> **EXERCISE INSTRUCTIONS**
Using the material below, work out how many lines contain the word "years". Reply with the number and nothing more.

— BEGIN —

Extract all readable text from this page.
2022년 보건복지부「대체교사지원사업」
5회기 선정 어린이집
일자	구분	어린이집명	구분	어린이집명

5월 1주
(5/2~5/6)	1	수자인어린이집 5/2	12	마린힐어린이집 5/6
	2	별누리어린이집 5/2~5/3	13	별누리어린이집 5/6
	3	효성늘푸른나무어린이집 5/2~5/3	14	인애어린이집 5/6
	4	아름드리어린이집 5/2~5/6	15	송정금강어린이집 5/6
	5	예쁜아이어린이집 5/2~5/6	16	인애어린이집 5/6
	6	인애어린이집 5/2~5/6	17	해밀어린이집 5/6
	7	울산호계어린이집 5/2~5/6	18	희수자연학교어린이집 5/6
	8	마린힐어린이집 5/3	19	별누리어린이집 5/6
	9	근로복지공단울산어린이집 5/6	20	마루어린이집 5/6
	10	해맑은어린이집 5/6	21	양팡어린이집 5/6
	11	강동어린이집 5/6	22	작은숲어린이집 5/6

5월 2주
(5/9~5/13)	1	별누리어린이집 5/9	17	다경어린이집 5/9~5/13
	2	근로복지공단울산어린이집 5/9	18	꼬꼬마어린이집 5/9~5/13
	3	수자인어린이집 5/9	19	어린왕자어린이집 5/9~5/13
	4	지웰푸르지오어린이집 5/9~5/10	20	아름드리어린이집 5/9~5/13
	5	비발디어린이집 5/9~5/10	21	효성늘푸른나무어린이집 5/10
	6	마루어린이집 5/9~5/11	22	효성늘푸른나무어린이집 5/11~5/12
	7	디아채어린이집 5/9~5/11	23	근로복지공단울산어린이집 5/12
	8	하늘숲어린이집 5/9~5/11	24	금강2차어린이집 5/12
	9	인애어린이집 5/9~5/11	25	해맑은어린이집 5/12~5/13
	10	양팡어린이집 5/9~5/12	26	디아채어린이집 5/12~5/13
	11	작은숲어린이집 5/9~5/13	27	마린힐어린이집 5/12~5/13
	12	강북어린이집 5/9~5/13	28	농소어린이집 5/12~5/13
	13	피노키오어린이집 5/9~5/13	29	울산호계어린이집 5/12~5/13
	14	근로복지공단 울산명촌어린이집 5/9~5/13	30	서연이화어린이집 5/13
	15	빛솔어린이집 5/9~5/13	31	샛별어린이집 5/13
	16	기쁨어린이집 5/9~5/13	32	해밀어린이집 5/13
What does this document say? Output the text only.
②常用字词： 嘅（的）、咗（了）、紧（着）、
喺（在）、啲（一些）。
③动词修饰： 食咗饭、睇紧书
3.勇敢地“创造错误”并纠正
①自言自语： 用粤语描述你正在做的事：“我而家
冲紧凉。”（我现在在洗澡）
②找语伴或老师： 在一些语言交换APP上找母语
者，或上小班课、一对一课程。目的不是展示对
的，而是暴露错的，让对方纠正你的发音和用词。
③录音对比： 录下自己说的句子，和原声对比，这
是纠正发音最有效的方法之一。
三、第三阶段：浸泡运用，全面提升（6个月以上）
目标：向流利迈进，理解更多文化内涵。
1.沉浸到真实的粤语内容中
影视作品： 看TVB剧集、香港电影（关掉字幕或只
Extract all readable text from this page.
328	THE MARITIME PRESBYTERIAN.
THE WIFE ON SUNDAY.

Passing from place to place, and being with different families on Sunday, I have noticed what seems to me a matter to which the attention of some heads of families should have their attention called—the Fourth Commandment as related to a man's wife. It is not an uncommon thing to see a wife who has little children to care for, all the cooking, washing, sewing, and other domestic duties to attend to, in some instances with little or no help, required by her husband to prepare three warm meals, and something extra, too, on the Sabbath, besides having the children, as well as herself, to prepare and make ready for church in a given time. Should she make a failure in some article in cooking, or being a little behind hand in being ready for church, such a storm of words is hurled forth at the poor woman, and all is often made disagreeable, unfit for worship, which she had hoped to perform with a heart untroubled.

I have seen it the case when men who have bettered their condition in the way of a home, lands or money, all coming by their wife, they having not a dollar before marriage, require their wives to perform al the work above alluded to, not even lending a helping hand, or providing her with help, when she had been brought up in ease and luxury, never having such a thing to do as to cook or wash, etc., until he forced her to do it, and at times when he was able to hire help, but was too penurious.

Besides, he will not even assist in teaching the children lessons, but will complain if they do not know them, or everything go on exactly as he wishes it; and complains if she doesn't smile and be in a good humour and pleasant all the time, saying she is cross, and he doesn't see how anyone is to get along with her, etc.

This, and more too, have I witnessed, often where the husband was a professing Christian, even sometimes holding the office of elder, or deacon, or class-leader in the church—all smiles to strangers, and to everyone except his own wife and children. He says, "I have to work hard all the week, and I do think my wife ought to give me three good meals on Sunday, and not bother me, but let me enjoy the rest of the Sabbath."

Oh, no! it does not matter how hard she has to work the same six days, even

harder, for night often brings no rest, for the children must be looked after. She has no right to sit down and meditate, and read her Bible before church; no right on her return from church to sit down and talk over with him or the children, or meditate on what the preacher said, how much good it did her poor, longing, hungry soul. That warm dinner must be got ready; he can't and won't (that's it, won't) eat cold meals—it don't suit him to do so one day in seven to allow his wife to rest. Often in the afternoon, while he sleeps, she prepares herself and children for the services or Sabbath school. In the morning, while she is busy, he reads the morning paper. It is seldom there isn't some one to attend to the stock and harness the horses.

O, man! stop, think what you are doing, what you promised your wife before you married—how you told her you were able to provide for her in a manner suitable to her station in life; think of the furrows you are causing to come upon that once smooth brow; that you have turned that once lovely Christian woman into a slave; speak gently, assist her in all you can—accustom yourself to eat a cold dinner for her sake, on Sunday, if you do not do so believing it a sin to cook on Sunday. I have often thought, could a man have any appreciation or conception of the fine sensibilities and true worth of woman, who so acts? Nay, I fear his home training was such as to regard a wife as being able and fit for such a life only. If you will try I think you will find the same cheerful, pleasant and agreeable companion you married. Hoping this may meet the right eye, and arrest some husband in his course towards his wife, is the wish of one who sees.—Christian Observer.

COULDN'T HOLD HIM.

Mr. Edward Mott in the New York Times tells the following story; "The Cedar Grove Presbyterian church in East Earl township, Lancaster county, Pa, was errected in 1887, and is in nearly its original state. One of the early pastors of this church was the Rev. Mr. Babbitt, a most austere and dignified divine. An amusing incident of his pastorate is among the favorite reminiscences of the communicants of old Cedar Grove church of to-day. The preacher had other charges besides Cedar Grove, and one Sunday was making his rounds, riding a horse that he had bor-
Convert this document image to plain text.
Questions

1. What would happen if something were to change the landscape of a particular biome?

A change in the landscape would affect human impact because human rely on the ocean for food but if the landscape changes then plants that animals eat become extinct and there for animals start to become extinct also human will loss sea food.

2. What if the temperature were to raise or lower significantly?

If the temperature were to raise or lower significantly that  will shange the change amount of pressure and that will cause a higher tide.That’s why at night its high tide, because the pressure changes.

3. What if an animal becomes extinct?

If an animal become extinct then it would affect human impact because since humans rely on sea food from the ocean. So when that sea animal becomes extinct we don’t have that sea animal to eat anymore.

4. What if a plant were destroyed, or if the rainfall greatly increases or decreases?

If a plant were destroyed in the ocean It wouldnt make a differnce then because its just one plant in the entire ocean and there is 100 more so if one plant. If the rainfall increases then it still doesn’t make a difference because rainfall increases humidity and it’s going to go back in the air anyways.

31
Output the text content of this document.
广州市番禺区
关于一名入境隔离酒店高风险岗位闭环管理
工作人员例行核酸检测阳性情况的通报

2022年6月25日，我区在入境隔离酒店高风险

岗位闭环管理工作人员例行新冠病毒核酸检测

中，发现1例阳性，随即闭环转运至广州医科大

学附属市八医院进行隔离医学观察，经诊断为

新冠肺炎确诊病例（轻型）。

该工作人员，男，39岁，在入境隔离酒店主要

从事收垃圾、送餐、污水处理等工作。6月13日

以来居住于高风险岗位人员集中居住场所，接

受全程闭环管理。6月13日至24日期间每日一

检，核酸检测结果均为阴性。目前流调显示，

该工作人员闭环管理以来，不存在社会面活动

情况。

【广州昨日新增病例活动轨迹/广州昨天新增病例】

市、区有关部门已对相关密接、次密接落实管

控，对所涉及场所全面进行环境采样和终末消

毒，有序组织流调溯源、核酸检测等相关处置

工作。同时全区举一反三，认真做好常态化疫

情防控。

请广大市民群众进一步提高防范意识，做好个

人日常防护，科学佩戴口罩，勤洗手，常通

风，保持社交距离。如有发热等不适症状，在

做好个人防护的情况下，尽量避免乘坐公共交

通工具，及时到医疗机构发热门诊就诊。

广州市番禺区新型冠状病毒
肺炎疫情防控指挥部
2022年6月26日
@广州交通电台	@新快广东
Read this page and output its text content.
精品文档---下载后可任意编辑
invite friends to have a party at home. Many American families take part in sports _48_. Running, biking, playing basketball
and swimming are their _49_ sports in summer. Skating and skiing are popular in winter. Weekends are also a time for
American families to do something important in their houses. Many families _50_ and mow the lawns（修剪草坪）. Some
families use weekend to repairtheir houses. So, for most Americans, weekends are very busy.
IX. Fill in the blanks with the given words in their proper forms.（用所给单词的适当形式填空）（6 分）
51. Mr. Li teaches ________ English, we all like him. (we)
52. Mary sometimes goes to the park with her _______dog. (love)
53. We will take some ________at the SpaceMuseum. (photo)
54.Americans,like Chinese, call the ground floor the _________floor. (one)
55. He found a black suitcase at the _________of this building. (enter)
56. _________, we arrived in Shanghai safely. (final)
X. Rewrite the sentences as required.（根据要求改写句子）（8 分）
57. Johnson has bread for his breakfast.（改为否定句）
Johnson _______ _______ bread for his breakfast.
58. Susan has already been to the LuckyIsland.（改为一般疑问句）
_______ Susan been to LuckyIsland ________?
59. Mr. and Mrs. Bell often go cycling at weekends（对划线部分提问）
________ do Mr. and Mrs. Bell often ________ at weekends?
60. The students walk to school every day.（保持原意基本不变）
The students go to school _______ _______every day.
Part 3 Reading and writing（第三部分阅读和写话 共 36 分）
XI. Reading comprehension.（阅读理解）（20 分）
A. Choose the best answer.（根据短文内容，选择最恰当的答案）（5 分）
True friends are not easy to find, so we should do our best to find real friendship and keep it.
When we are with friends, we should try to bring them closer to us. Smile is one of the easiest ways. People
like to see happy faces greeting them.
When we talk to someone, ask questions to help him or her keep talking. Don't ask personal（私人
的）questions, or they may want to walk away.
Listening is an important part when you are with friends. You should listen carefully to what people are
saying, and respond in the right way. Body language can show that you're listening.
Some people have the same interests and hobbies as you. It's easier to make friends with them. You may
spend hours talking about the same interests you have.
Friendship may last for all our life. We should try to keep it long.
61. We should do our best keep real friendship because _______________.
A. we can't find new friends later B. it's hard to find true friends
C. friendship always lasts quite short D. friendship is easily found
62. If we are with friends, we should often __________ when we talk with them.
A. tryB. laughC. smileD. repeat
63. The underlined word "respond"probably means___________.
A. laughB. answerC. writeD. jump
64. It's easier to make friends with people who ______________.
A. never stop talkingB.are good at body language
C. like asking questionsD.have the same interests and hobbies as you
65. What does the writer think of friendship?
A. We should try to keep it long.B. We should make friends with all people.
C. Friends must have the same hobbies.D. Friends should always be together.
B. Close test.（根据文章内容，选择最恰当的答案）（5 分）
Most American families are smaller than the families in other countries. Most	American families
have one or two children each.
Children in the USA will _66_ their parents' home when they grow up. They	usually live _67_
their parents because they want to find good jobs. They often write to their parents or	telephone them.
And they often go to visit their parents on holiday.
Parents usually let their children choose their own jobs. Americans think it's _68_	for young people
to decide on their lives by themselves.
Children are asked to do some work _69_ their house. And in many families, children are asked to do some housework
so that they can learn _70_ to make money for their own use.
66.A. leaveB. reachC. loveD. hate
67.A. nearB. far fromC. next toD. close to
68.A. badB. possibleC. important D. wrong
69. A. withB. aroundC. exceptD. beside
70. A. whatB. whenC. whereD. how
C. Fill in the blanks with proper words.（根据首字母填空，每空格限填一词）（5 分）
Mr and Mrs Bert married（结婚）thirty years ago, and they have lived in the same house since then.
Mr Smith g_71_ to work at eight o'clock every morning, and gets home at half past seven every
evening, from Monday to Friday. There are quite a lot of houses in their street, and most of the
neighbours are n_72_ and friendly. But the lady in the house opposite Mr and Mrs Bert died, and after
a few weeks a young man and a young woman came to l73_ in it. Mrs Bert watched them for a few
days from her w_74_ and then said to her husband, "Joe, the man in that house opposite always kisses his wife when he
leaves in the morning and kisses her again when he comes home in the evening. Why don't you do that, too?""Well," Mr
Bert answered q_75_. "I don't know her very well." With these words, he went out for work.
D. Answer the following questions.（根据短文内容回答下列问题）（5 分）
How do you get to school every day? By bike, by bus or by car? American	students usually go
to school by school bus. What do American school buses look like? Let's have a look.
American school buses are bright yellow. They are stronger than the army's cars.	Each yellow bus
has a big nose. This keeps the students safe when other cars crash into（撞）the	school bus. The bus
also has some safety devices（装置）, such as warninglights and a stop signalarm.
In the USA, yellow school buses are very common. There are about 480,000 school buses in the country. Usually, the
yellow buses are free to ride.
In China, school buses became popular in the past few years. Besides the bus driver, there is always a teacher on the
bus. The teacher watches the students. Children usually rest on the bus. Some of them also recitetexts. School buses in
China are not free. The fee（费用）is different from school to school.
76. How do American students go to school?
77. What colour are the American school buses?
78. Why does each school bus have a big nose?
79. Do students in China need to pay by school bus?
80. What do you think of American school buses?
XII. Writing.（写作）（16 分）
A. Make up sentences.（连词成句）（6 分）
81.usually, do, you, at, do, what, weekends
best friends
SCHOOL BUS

— END —

> **SOLUTION BELOW**
2